Supplied passage:
▽
Compare cumulated capacity per country and energy source level 2 of the power plant list to data from the International Renewable Energy Agency (IRENA), ENTSO-E and Eurostat, already compiled in OPSD Data Package <a href = "http://data.open-power-system-data.org/national_generation_capacity">national generation capacity</a>.

### 7.1.1 Download and read data for validation

#### IRENA
If automatic Download of <a href = "http://public.tableau.com/profile/irena.resource#!/vizhome/ExportIRENAData/Europe.csv">IRENA</a> data does not work, download the file Europe.csv manually and put the file into the folder _input_

#### Download function

In [None]:
def download_and_cache_Irena_Europe(url, session=None):
    """This function downloads a file into a folder called 
    original_data and returns the local filepath."""
    path = urllib.parse.urlsplit(url).path
    filename = 'Europe.csv'
    base_filepath = "input/"
    filepath = base_filepath + filename

    # check if file exists, if not download it
    filepath = base_filepath + filename
    if not os.path.exists(filepath):
        if not session:
            session = requests.session()
        
        print("Downloading file: ", filename)
        r = session.get(url, stream=True)

        chuncksize = 1024
        with open(filepath, 'wb') as file:
            for chunck in r.iter_content(chuncksize):
                file.write(chunck)
    else:
        print("Using local file from", filepath)
    filepath = '' + filepath
    return filepath

In [None]:
url = 'http://public.tableau.com/views/ExportIRENAData/Europe.csv?:embed=y&:showVizHome=no&:display_count=y&:display_static_image=y&:bootstrapWhenNotified=true'
download_and_cache_Irena_Europe(url)

In [None]:
irena_df = pd.read_csv('input/Europe.csv',
                       sep = ",",
                       decimal = ".",
                       thousands = ",",
                       encoding = 'UTF8',
                       header = 0)

In [None]:
# Select just the required values for capacity
idx_irena = irena_df[(irena_df['Flow'] == 'Total capacity (MWe)')].index
irena_df = irena_df.loc[idx_irena,('Country / Area','Sub Technology','Year','Value')]

In [None]:
# Read column and value translation list
columnnames = pd.read_csv('input/column_translation_list.csv')
valuenames = pd.read_csv('input/value_translation_list.csv')
△
(Records from a data collection)
▽
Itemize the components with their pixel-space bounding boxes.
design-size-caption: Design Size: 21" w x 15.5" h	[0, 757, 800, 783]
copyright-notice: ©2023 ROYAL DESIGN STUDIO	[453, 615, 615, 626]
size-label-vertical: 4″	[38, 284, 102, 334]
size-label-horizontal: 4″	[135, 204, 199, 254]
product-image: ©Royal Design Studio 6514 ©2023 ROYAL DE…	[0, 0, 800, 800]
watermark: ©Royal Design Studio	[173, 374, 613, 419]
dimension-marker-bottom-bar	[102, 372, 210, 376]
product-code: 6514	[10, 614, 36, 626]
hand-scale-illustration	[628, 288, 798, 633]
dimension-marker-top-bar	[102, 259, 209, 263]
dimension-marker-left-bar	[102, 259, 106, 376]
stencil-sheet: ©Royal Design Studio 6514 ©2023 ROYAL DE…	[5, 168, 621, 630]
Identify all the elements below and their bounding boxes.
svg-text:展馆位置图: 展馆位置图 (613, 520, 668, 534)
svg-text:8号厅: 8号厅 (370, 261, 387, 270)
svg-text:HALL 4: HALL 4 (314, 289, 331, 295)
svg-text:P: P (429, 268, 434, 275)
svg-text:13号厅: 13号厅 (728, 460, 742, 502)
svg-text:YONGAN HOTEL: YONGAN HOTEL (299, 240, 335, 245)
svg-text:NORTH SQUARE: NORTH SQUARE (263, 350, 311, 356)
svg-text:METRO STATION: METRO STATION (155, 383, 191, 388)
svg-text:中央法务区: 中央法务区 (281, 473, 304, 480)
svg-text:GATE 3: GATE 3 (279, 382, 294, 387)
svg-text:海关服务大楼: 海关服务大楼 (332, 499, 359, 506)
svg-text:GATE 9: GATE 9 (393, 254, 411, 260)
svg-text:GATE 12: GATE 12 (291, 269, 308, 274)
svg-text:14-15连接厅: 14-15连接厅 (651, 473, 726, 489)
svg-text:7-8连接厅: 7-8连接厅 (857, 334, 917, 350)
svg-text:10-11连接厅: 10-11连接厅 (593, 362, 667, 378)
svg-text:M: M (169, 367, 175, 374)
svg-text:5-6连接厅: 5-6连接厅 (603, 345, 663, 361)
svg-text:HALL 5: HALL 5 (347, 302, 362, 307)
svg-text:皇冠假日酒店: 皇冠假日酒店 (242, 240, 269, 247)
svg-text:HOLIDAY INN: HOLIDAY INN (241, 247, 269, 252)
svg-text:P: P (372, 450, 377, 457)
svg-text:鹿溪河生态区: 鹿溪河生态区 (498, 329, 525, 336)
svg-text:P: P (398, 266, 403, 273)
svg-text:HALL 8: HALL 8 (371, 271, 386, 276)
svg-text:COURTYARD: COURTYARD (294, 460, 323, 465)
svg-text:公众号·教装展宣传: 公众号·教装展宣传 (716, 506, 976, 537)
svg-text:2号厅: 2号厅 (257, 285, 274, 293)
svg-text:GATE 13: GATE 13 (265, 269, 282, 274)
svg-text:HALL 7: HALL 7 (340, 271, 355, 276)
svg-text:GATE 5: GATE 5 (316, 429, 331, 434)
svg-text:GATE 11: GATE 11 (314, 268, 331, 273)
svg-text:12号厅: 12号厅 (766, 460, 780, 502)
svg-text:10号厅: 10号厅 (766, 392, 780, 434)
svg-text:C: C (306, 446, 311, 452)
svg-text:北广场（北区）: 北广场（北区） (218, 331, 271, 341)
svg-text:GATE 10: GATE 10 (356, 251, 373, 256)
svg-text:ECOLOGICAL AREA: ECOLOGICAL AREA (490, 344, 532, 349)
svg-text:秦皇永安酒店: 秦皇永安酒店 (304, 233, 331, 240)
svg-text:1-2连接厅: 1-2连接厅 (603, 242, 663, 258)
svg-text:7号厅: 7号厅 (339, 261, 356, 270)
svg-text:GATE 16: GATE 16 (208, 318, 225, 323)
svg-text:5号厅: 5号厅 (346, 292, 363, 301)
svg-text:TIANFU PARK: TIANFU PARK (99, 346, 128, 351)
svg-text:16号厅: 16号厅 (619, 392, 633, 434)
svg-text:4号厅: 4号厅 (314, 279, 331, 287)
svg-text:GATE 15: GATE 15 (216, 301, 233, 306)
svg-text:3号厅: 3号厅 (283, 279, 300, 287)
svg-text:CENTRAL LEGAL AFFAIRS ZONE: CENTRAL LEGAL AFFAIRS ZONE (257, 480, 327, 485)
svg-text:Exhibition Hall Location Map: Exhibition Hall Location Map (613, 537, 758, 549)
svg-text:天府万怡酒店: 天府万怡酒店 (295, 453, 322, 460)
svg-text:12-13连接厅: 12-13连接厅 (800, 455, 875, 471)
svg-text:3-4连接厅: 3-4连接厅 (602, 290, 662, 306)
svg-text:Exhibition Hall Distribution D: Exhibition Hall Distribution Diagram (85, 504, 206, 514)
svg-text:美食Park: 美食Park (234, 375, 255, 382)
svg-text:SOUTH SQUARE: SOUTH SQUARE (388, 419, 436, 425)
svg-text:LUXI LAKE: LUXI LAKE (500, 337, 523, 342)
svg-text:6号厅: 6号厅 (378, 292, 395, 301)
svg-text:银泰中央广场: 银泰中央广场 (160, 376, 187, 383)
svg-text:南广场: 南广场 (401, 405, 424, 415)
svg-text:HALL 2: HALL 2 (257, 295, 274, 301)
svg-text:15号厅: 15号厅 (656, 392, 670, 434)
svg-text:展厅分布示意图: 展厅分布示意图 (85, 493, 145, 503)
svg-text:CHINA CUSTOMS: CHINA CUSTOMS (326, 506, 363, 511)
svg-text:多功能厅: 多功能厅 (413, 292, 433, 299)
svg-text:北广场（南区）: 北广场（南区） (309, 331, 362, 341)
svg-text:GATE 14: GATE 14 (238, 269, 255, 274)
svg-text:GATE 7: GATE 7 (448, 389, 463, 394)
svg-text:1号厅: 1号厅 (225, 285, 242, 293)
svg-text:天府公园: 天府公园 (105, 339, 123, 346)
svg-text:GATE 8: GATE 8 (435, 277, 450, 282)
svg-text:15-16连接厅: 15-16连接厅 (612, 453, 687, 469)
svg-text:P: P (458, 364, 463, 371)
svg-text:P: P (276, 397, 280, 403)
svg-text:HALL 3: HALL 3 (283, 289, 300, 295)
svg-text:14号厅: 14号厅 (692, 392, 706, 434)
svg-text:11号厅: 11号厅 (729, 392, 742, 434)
△
Objective 1: Quote the records word for word from their first line through the line containing "watermark: ©Royal Design", including both of those lines.
Objective 2: Write what comes next in the capacity validation excerpt, starting after its last line.
The capacity validation excerpt and the records are unrelated.

Reply 1:
Itemize the components with their pixel-space bounding boxes.
design-size-caption: Design Size: 21" w x 15.5" h	[0, 757, 800, 783]
copyright-notice: ©2023 ROYAL DESIGN STUDIO	[453, 615, 615, 626]
size-label-vertical: 4″	[38, 284, 102, 334]
size-label-horizontal: 4″	[135, 204, 199, 254]
product-image: ©Royal Design Studio 6514 ©2023 ROYAL DE…	[0, 0, 800, 800]
watermark: ©Royal Design Studio	[173, 374, 613, 419]

Reply 2:
In [None]:
# Create dictionary for column translation
idx_Europe = columnnames[columnnames['country'] == 'Europe'].index
column_dict = columnnames.loc[idx_Europe].set_index('original_name')[
                                                           'opsd_name'].to_dict()

# Create dictionnary in order to adapt energy_source_subtype names
idx_Europe = valuenames[valuenames['data_source'] == 'IRENA'].index
value_dict = valuenames.loc[idx_Europe].set_index('original_name')[
                                                  'opsd_name'].to_dict()

# Create dictionnary in order to assign energy_source to its subtype
energy_source_dict = valuenames.loc[idx_Europe].set_index('opsd_name')[
                                                          'energy_source_level_2'].to_dict()
energy_source_dict

In [None]:
# Translate columns by list 
irena_df.rename(columns = column_dict, inplace = True)

In [None]:
# Replace energy_source names
irena_df.replace(value_dict, inplace=True)

In [None]:
# Create new column for energy_source
irena_df['energy_source_level_2'] = irena_df['technology']

# Fill this with the energy source instead of subtype information
irena_df.energy_source_level_2.replace(energy_source_dict, inplace=True)

# Group and summarize DataFrame by generation type and installed capacity
irena_sum_df = irena_df.groupby(['country','energy_source_level_2','year'])

# Group and summarize DataFrame by generation type and installed capacity
irena_sum_df = irena_df.groupby(['country','energy_source_level_2','year'],
                                as_index = False)['electrical_capacity'].sum()

# Add column to keep track of the source
irena_sum_df['data_source'] = 'IRENA'

#### Aggregated capacity from OPSD Data Package

In [None]:
opsd_df = pd.read_csv('input/aggregated_capacity.csv',
                      sep = ",",
                      decimal = ".",
                      encoding = 'UTF8',
                      header = 0)

In [None]:
# Translate columns by list 
opsd_df.rename(columns = column_dict, inplace = True)

# Choose the required translation terms for this data source
idx_opsd = valuenames[valuenames['data_source'] == 'OPSD'].index

# Create dictionnary in order to change install_type names 
value_dict = valuenames.loc[idx_opsd].set_index('original_name')['opsd_name'].to_dict()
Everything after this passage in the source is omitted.